Given exercise: What is the number of lines containing the word "name"? Please answer with that number and nothing more.

Supplied records:
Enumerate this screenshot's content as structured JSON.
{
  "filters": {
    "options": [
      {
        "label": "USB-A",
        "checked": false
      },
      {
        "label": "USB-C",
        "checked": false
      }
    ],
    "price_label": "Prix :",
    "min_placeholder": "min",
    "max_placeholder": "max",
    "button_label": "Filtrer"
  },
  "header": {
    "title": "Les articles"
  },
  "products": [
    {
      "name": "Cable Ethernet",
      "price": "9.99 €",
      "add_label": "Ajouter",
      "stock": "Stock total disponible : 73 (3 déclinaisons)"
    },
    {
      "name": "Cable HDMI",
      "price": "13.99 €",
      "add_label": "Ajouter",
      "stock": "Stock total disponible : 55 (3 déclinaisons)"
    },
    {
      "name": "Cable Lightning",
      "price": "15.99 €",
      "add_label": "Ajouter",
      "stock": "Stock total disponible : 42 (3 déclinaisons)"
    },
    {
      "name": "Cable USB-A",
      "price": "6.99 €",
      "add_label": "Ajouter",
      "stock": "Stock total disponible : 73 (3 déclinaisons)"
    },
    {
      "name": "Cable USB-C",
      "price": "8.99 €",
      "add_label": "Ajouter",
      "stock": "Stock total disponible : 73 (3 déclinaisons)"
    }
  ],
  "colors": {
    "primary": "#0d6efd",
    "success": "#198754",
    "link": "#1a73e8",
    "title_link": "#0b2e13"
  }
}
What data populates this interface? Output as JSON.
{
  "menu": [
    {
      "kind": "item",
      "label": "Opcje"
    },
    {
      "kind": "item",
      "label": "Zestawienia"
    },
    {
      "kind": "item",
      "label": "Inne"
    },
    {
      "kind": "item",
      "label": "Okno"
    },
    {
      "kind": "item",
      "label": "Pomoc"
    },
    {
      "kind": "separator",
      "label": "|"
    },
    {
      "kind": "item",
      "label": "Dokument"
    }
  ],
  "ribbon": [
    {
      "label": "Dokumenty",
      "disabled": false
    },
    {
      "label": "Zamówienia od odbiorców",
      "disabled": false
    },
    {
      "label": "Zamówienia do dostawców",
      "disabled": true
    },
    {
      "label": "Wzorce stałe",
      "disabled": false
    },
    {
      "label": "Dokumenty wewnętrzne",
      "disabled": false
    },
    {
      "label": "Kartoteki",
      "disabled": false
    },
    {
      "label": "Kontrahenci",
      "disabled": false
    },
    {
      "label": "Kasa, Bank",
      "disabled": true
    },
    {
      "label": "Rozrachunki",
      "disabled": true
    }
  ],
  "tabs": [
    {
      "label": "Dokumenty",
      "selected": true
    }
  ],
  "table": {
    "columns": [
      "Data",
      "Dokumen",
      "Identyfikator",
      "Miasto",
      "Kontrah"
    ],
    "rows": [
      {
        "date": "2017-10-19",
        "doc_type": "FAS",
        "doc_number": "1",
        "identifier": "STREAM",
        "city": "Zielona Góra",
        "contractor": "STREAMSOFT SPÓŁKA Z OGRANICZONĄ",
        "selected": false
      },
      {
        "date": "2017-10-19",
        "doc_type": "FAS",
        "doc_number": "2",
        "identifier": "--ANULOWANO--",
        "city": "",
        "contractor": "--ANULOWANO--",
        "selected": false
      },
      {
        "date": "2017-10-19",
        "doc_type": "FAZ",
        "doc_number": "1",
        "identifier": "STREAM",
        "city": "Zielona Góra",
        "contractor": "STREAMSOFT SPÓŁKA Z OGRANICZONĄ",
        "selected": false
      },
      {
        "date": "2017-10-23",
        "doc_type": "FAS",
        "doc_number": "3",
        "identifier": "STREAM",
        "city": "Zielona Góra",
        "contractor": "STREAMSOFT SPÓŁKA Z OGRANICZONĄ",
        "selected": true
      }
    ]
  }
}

Task output: 5